Problem statement ::
Reproduce all lines of the listing below in which the word "війни" occurs.

Raw data ::
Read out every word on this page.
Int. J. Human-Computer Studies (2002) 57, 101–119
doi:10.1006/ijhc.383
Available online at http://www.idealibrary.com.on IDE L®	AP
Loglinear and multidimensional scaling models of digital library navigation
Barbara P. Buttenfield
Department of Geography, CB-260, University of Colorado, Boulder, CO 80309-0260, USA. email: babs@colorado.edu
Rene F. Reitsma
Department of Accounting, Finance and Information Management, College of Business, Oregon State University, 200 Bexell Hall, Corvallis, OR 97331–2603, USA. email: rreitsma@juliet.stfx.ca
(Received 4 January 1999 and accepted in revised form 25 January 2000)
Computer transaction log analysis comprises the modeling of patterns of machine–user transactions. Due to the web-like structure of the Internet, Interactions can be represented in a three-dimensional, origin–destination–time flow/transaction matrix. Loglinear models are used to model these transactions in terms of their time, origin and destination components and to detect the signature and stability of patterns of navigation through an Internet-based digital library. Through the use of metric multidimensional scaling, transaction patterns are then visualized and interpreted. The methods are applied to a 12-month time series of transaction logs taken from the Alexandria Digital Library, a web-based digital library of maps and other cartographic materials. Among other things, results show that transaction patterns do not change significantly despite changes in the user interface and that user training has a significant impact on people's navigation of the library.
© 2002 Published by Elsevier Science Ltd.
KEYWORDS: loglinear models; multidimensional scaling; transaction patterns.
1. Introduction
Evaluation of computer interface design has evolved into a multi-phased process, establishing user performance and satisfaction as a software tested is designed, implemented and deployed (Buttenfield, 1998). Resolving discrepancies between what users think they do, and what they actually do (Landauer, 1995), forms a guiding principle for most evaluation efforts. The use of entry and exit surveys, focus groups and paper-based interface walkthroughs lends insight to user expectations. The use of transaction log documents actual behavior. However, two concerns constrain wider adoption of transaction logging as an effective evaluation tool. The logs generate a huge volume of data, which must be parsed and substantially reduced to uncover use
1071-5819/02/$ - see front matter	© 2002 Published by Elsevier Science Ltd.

* * *

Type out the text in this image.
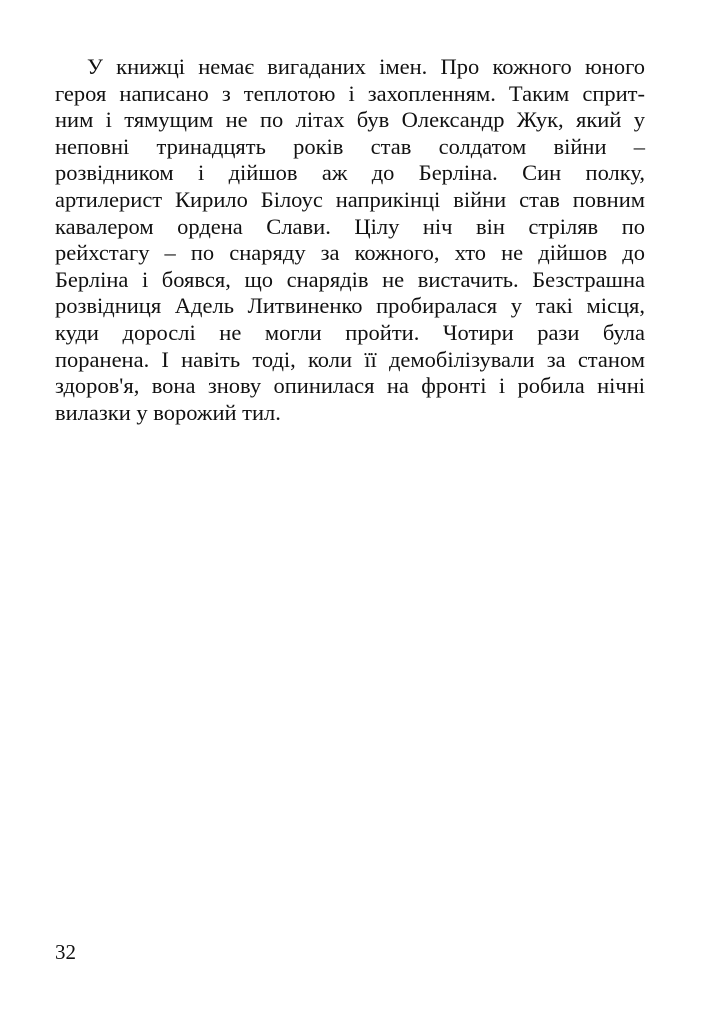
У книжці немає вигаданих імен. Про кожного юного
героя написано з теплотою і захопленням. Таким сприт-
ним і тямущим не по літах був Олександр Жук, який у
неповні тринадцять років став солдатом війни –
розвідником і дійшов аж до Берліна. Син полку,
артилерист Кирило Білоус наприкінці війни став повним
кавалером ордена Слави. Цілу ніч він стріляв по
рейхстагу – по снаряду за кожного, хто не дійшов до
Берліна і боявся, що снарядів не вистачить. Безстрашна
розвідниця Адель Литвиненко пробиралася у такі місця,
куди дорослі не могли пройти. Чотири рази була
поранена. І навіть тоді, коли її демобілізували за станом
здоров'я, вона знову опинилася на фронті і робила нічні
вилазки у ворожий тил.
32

Result for this exercise ::
неповні тринадцять років став солдатом війни –
артилерист Кирило Білоус наприкінці війни став повним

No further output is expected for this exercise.